▶ **Exercise aim**: Continue the guide on setting up an AWS virtual machine for the profiling pipeline, picking up right after its last line.

▶ **Text block**:
2. Configure Environment for Full Profiling Pipeline#
This workflow assumes you have already set up an AWS account with an S3 bucket and EFS, and created a VM per the instructions in the link below.
2.1. Launch an AWS Virtual Machine for making CSVs and running Distributed-CellProfiler#
Launch an EC2 node using AMI cytomining/images/hvm-ssd/cytominer-bionic-trusty-18.04-amd64-server-*
, created using cytominer-vm.
You will need to create an AMI for your own infrastructure because the provisioning includes mounting S3 and EFS, which is account specific. We recommend using an m4.xlarge
instance, with an 8Gb EBS volume.
Note: Proper configuration is essential to mount the S3 bucket. The following configuration provides an example, named imaging-platform
(modifications will be necessary).
Launch an ec2 instance on AWS
AMI:
cytomining/images/hvm-ssd/cytominer-ubuntu-trusty-18.04-amd64-server-1529668435
Instance Type: m4.xlarge
Network: vpc-35149752
Subnet: Default (imaging platform terraform)

▶ **Saved data entries**:
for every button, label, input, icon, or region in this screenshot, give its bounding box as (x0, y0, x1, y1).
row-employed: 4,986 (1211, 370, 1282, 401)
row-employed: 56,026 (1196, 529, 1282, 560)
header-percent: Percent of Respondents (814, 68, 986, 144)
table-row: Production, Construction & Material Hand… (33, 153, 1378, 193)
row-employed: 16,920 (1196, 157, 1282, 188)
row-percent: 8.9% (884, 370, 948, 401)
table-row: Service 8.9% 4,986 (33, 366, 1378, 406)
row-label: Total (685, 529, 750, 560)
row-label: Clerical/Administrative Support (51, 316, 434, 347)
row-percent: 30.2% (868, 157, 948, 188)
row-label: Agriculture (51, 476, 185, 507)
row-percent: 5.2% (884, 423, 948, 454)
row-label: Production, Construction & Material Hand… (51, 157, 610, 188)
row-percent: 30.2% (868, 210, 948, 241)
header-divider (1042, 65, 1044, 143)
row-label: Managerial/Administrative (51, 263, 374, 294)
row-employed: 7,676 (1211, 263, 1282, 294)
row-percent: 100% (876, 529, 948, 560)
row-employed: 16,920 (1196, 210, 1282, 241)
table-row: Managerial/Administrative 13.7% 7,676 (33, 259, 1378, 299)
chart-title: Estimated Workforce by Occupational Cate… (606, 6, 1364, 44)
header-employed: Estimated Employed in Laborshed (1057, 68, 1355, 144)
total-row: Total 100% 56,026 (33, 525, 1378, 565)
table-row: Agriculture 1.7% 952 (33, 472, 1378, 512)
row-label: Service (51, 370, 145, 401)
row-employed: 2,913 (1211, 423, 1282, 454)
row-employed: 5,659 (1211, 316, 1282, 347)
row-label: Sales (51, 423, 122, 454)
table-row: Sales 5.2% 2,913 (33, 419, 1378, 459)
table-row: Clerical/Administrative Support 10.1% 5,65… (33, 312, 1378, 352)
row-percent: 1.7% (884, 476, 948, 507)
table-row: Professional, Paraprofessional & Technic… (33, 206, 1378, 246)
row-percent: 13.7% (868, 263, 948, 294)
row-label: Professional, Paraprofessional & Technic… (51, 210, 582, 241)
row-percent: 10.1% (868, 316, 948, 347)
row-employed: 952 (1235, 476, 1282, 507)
--
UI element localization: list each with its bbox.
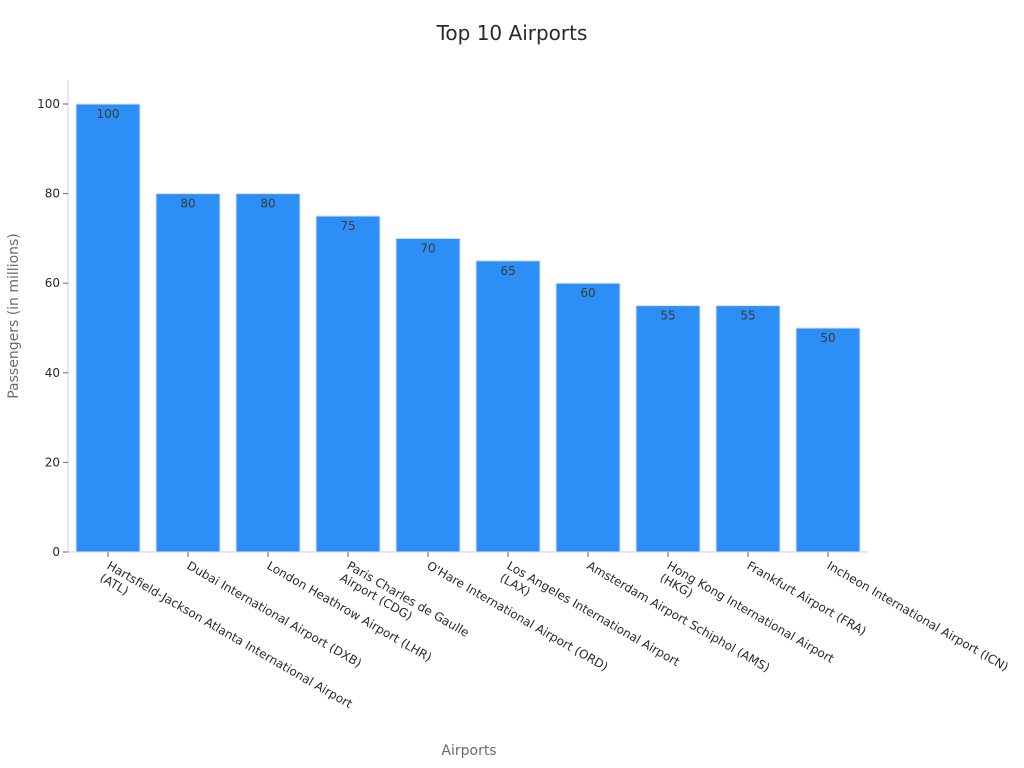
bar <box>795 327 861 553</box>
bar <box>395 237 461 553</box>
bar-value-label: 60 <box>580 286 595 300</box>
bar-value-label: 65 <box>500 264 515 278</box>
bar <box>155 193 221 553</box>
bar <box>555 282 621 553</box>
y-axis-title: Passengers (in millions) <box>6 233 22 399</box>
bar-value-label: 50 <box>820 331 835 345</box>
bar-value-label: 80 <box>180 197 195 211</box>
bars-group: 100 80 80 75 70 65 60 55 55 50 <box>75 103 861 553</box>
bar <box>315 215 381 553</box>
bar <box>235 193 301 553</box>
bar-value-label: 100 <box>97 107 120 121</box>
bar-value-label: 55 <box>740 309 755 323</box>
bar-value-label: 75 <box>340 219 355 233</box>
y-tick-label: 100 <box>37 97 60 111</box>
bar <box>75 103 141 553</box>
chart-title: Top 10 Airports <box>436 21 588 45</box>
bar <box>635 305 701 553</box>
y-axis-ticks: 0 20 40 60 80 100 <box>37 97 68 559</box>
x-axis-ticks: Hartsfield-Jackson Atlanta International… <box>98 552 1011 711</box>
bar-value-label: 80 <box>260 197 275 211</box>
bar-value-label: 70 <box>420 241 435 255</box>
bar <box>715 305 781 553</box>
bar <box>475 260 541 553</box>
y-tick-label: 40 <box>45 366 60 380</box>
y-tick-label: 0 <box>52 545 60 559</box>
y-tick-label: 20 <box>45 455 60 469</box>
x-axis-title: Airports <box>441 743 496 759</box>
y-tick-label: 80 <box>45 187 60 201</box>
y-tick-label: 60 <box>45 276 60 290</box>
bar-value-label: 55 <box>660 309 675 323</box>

▶ **Right answer**:
IAM role:
s3-imaging-platform-role
No Tags
Select Existing Security Group:
SSH_HTTP
Review and Launch
ssh -i <USER>.pem ubuntu@<Public DNS IPv4>
After starting the instance, ensure that the S3 bucket is mounted on ~/bucket
. If not, run sudo mount -a
.
Log in to the EC2 instance.
Enter your AWS credentials
aws configure
The infrastructure is configured with one S3 bucket. Mount this S3 bucket (if it is not automatically mounted)
sudo mount -a
Check that the bucket was was mounted. This path should exist:
ls ~/bucket/projects
2.2. Create a tmux session#
You will want to retain environment variables once defined, and for processes to run when you are not connected, so you should create a tmux session to work in
tmux new -s sessionname
You can detach from this session at any time by typing Ctl+b
, then d
.
To reattach to an existing session, type tmux a -t sessionname
You can list existing sessions with tmux list-sessions
and kill any poorly-behaving session with tmux kill-session -t sessionname
2.3. Define Environment Variables#
These variables will be used throughout the project to tag instances, logs etc so that you know which machines are working on what, which files to operate on, where your logs are, etc.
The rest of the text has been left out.